Dataset entries
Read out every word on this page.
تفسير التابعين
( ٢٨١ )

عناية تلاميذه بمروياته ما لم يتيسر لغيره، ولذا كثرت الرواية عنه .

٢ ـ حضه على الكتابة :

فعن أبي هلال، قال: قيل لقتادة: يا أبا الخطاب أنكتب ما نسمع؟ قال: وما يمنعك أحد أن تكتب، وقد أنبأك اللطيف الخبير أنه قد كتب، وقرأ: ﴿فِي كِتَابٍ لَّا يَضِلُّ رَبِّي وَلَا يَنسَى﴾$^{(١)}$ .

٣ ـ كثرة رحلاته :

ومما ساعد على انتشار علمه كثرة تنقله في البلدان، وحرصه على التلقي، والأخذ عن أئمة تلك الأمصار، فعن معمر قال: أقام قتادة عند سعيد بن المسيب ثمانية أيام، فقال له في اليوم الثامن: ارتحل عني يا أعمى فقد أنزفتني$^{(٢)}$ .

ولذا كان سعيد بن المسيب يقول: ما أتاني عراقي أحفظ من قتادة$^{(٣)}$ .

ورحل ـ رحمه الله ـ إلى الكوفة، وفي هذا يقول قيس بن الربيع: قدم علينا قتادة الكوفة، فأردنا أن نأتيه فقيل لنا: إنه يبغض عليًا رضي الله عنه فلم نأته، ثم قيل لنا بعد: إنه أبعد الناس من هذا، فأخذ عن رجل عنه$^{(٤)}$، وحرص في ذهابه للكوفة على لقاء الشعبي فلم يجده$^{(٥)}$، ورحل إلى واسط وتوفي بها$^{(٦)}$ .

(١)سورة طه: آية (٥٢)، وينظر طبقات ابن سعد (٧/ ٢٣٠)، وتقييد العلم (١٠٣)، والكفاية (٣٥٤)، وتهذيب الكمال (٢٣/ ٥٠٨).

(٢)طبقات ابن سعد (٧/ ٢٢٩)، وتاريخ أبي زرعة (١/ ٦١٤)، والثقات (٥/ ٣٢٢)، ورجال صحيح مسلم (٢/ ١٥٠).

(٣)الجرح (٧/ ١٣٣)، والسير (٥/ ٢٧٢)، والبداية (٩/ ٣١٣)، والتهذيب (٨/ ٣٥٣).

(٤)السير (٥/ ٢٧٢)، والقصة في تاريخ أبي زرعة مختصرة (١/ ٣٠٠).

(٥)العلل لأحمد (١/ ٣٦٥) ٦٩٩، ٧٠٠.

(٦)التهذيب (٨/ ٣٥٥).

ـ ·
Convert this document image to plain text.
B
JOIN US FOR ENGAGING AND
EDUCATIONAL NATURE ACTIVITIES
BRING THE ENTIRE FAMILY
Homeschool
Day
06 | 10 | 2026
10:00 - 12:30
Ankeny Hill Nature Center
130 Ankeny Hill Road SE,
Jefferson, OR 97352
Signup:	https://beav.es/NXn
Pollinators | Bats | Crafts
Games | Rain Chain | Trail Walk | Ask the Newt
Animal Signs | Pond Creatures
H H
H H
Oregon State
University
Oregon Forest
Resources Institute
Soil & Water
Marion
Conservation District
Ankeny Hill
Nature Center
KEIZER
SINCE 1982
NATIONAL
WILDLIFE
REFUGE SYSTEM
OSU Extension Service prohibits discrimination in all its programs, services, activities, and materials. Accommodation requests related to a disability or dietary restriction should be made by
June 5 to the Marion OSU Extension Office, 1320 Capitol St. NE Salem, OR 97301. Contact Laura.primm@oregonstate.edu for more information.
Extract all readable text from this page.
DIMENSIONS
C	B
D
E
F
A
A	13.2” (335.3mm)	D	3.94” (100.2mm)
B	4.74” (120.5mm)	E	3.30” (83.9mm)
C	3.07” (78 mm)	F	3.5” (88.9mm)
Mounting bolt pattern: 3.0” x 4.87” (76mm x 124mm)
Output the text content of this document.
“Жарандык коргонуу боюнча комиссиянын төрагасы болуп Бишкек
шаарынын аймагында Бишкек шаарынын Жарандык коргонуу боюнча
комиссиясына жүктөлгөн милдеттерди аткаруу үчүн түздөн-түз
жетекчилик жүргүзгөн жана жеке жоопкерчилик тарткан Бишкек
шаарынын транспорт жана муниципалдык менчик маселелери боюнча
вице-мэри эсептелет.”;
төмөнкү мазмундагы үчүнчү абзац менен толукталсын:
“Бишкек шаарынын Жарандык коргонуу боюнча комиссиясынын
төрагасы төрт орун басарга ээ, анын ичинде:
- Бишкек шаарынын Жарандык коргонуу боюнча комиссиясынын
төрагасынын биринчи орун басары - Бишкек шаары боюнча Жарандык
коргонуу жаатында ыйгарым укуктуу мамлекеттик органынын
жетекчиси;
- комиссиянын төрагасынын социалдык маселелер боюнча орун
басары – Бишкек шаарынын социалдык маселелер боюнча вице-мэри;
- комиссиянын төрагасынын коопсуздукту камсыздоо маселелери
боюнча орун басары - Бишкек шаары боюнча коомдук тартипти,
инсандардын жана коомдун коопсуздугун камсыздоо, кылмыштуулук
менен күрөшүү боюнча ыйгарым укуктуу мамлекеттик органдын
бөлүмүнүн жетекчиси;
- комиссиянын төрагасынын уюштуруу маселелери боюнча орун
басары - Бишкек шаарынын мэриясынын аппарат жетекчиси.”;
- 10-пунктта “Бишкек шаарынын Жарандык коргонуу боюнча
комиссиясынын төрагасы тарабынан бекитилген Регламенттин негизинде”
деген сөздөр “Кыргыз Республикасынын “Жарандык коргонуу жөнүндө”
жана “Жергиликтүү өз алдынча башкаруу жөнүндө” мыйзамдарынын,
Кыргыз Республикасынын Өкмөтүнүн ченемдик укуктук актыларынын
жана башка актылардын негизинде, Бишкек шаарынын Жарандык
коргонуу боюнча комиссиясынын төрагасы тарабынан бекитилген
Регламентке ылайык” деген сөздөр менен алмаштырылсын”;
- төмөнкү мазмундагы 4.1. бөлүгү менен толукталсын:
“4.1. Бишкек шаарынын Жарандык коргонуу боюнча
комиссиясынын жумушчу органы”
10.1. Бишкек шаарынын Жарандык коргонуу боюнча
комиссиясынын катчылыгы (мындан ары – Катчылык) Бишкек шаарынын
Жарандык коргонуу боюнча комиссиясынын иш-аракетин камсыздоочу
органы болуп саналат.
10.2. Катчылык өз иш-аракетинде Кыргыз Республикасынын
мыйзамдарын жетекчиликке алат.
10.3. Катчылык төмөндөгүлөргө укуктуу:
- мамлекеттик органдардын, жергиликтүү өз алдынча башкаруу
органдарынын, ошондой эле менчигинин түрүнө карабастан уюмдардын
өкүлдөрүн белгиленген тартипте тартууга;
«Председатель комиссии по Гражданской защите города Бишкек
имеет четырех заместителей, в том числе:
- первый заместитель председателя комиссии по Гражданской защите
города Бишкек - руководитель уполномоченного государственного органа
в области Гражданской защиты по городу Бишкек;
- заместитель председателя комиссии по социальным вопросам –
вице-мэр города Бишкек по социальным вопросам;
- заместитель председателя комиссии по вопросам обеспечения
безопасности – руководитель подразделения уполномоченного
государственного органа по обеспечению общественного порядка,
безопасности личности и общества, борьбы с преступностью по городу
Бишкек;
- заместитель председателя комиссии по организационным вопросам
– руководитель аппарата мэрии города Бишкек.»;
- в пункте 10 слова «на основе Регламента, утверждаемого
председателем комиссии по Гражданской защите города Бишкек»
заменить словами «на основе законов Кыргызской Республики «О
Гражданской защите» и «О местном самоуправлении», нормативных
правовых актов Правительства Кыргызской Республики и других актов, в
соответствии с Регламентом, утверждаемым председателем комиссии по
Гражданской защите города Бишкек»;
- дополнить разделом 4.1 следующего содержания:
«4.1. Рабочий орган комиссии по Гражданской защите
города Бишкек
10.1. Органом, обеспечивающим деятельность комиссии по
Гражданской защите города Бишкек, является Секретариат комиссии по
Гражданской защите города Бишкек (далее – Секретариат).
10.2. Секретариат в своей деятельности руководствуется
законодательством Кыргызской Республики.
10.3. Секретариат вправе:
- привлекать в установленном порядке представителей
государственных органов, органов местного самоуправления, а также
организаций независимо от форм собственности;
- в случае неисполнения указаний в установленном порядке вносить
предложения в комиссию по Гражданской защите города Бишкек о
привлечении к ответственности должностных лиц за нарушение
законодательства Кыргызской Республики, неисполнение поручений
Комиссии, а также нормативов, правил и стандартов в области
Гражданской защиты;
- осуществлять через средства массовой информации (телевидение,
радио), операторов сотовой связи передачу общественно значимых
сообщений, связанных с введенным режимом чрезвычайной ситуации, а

PROBLEM TO SOLVE:
Search the data for the word "вопросам" and copy each line where it appears.

THE SOLUTION:
- заместитель председателя комиссии по социальным вопросам –
вице-мэр города Бишкек по социальным вопросам;
- заместитель председателя комиссии по вопросам обеспечения
- заместитель председателя комиссии по организационным вопросам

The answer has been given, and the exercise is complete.